[Entries taken from a collection]
▬▬▬

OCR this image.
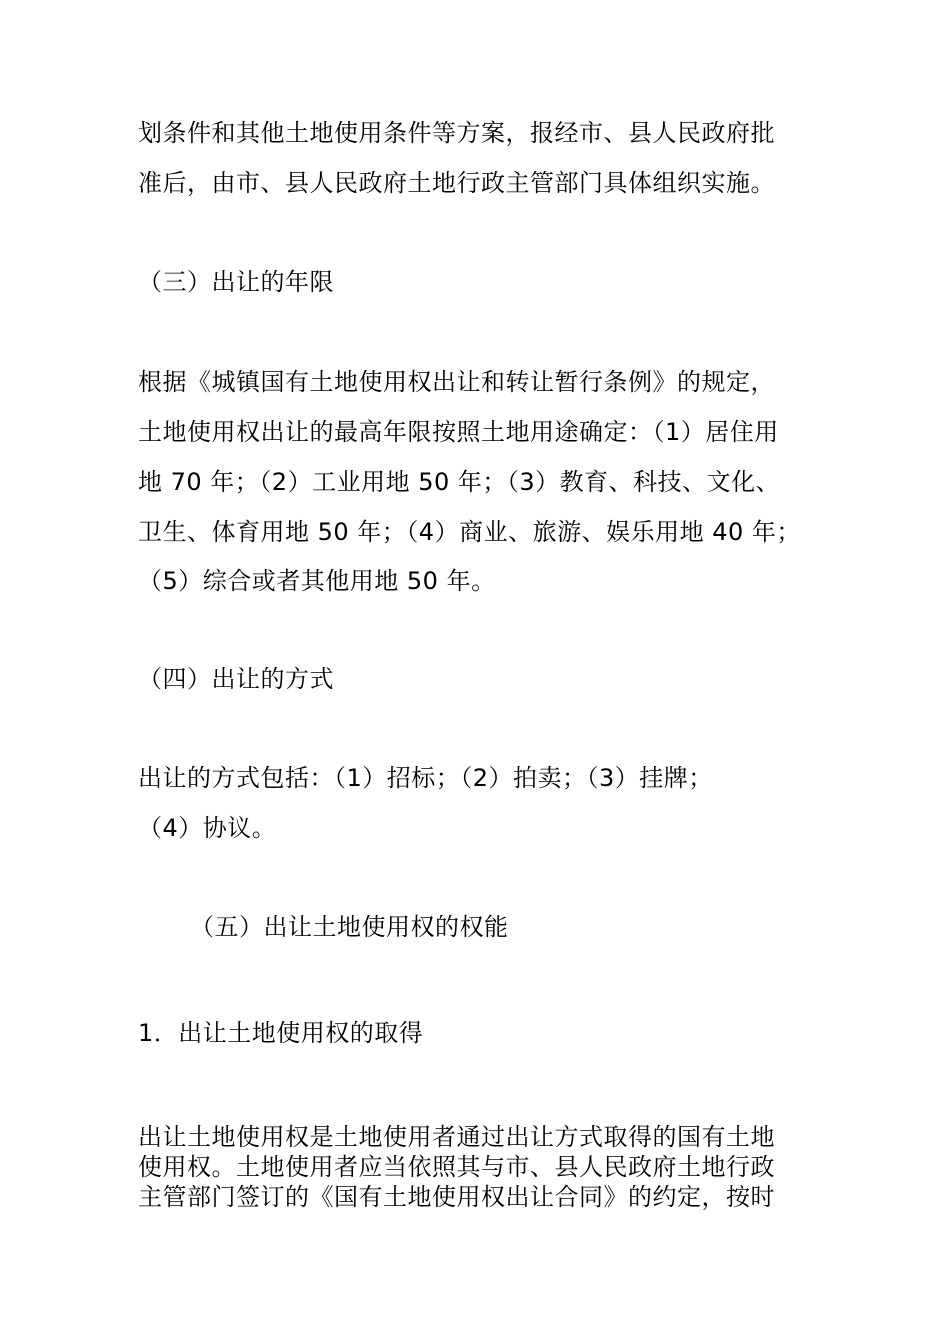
划条件和其他土地使用条件等方案，报经市、县人民政府批
准后，由市、县人民政府土地行政主管部门具体组织实施。
（三）出让的年限
根据《城镇国有土地使用权出让和转让暂行条例》的规定，
土地使用权出让的最高年限按照土地用途确定：（1）居住用
地 70 年；（2）工业用地 50 年；（3）教育、科技、文化、
卫生、体育用地 50 年；（4）商业、旅游、娱乐用地 40 年；
（5）综合或者其他用地 50 年。
（四）出让的方式
出让的方式包括：（1）招标；（2）拍卖；（3）挂牌；
（4）协议。
（五）出让土地使用权的权能
1．出让土地使用权的取得
出让土地使用权是土地使用者通过出让方式取得的国有土地
使用权。土地使用者应当依照其与市、县人民政府土地行政
主管部门签订的《国有土地使用权出让合同》的约定，按时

▬▬▬

- [Task requirements]: Go through the listing above and write it out again exactly, dropping the pictures.

- [Task answer]:
OCR this image.
划条件和其他土地使用条件等方案，报经市、县人民政府批
准后，由市、县人民政府土地行政主管部门具体组织实施。
（三）出让的年限
根据《城镇国有土地使用权出让和转让暂行条例》的规定，
土地使用权出让的最高年限按照土地用途确定：（1）居住用
地 70 年；（2）工业用地 50 年；（3）教育、科技、文化、
卫生、体育用地 50 年；（4）商业、旅游、娱乐用地 40 年；
（5）综合或者其他用地 50 年。
（四）出让的方式
出让的方式包括：（1）招标；（2）拍卖；（3）挂牌；
（4）协议。
（五）出让土地使用权的权能
1．出让土地使用权的取得
出让土地使用权是土地使用者通过出让方式取得的国有土地
使用权。土地使用者应当依照其与市、县人民政府土地行政
主管部门签订的《国有土地使用权出让合同》的约定，按时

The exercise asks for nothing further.